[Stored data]
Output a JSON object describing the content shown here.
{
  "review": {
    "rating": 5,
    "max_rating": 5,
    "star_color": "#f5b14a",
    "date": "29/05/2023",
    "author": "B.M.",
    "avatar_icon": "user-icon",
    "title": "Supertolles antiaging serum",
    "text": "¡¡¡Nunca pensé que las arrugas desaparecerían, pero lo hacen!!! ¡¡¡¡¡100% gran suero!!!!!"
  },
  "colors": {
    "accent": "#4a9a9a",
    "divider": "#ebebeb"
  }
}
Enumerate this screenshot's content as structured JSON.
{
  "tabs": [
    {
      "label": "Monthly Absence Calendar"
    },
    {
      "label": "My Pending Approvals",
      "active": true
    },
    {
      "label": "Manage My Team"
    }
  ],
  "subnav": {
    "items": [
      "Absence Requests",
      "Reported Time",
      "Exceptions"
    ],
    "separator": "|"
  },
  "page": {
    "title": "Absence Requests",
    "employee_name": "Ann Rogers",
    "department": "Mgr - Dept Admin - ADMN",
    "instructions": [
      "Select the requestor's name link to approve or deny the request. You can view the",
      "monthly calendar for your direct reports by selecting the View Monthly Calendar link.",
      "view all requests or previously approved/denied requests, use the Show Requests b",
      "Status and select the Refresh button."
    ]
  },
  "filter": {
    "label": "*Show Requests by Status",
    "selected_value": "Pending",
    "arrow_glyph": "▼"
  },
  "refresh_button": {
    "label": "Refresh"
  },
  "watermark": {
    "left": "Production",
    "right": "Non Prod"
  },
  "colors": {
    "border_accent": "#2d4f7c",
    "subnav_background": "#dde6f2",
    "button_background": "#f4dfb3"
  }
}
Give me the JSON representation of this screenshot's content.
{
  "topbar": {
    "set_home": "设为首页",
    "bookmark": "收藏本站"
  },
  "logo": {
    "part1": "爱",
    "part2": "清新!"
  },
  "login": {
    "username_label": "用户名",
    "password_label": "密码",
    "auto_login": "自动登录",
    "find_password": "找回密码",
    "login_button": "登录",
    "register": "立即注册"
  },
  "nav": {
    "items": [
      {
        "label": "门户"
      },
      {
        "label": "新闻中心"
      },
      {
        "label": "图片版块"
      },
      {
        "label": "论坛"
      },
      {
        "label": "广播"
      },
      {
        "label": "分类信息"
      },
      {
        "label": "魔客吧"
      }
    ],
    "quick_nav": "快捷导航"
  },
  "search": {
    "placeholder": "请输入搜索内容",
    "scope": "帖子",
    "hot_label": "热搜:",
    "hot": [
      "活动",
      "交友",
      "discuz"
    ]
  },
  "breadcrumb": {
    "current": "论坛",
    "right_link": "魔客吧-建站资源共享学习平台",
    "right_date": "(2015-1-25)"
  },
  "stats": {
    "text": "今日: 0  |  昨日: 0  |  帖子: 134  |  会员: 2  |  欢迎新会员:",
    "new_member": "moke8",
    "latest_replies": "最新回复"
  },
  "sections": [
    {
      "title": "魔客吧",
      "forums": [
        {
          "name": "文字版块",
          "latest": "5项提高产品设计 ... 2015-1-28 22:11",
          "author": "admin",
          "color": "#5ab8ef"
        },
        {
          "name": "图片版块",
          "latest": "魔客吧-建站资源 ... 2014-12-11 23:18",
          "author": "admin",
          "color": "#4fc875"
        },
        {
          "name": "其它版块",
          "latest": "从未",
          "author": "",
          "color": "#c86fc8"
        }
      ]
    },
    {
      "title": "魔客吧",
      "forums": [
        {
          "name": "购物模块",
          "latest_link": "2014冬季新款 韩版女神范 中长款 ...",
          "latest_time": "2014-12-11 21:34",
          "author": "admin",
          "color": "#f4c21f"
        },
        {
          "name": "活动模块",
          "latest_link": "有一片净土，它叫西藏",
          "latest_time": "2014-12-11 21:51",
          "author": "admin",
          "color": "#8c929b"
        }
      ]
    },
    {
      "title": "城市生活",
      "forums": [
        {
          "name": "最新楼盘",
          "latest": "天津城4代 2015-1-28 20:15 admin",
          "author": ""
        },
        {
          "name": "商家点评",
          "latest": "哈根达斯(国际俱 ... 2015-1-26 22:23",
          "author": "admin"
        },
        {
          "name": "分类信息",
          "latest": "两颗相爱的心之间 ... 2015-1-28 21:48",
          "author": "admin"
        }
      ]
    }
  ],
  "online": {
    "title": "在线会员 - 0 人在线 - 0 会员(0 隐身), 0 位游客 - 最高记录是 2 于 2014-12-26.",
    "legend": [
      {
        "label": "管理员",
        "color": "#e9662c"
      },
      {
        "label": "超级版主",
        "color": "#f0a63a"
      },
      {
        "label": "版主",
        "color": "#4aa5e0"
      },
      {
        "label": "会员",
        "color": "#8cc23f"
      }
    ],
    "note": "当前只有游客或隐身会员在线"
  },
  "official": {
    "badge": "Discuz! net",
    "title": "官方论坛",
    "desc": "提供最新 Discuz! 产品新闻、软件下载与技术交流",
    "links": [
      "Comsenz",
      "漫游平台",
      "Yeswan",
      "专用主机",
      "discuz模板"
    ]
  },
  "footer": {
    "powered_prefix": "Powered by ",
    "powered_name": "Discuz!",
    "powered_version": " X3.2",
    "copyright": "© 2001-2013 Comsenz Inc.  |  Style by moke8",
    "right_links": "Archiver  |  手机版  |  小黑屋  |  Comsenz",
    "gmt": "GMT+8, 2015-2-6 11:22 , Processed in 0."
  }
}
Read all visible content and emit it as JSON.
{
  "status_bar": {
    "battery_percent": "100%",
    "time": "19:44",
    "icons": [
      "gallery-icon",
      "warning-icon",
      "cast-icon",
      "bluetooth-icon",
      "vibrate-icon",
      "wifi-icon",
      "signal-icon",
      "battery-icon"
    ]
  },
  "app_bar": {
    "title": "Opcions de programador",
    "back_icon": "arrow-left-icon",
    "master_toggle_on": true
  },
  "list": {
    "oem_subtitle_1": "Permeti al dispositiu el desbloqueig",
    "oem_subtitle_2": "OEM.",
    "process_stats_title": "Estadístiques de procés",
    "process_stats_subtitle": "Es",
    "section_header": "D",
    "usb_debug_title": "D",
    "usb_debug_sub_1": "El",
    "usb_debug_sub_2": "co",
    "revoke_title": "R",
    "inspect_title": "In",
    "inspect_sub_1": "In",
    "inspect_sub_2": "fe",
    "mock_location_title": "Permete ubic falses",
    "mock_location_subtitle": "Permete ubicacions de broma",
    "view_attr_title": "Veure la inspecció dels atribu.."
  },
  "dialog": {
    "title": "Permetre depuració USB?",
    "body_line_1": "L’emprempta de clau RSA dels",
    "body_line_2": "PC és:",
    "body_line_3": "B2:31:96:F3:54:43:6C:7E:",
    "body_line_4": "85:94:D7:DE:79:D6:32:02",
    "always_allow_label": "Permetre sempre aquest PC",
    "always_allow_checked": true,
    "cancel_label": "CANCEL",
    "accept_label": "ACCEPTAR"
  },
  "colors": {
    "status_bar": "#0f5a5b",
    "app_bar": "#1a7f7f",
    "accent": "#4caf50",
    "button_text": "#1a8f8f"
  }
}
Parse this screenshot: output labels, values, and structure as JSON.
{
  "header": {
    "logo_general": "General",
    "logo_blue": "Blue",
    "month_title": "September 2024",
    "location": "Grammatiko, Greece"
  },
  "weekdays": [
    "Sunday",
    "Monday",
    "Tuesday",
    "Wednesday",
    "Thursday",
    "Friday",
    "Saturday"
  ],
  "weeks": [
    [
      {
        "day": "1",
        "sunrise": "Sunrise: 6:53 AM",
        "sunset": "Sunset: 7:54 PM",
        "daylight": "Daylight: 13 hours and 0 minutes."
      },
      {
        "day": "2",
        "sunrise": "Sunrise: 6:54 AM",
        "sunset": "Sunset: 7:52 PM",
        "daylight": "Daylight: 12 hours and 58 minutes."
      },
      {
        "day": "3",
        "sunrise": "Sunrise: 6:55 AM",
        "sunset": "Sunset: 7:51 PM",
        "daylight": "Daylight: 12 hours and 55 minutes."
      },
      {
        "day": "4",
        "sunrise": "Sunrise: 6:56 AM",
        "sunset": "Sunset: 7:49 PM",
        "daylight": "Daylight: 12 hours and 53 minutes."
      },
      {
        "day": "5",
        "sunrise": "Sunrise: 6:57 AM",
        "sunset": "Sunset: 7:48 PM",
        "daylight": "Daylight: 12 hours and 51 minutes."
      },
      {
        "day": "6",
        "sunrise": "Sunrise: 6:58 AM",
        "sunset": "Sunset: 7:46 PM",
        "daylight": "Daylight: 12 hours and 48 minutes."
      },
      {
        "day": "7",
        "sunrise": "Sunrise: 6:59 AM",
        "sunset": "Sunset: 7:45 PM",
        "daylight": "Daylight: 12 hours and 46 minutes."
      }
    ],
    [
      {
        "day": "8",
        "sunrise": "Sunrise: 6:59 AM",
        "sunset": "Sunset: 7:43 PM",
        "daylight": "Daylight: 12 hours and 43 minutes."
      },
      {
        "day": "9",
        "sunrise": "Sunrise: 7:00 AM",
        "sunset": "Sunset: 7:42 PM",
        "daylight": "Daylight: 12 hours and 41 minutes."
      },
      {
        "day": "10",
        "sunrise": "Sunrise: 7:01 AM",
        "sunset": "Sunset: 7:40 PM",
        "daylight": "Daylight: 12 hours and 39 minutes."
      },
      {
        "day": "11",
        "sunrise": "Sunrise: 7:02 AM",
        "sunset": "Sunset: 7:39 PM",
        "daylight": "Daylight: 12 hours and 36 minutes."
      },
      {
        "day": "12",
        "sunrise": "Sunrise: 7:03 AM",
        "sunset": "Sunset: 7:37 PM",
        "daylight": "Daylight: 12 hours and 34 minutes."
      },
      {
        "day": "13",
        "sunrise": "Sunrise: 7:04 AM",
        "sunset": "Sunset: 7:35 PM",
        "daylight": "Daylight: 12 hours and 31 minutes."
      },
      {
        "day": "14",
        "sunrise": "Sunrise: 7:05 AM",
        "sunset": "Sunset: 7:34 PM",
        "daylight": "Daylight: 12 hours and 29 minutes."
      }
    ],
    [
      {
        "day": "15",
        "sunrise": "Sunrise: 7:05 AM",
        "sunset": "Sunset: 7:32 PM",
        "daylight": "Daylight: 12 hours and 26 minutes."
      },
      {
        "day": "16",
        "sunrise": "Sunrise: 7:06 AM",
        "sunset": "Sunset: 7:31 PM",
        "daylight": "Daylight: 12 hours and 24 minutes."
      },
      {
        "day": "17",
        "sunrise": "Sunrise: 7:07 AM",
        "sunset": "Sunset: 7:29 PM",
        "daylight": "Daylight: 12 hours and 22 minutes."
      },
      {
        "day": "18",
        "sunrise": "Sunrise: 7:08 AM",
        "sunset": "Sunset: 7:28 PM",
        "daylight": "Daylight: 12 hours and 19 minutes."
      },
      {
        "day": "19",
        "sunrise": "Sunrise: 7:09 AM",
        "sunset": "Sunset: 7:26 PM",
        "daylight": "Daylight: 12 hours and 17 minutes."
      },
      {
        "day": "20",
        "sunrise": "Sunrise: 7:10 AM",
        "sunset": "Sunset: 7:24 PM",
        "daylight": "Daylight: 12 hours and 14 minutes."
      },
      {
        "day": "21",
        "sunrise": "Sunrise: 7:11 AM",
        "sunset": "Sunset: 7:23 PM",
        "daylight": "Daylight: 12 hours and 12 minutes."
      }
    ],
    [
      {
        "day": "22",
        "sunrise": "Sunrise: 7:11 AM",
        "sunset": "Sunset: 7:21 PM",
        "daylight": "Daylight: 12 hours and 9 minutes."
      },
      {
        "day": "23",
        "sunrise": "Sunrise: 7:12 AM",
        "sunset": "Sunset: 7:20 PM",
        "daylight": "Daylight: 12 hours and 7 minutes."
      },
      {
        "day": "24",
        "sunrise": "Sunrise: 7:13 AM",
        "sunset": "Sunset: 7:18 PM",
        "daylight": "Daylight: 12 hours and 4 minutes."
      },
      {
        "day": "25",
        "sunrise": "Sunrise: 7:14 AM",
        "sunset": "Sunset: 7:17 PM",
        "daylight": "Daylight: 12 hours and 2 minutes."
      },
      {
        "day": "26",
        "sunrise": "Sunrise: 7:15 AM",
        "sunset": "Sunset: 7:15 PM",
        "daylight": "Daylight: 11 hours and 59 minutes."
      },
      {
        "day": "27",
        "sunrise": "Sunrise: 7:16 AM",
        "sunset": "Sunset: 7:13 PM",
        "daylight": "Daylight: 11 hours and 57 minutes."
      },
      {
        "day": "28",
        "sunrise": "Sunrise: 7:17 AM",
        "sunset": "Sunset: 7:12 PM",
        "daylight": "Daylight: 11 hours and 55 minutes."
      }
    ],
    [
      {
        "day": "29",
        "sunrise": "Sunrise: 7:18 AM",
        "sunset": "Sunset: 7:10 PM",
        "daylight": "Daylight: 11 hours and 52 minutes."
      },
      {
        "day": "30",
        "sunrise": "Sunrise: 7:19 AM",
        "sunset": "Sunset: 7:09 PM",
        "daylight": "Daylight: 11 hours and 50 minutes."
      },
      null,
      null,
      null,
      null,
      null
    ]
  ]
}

Goal. Extract every line above containing the word "Permetre".

Output.
    "title": "Permetre depuració USB?",
    "always_allow_label": "Permetre sempre aquest PC",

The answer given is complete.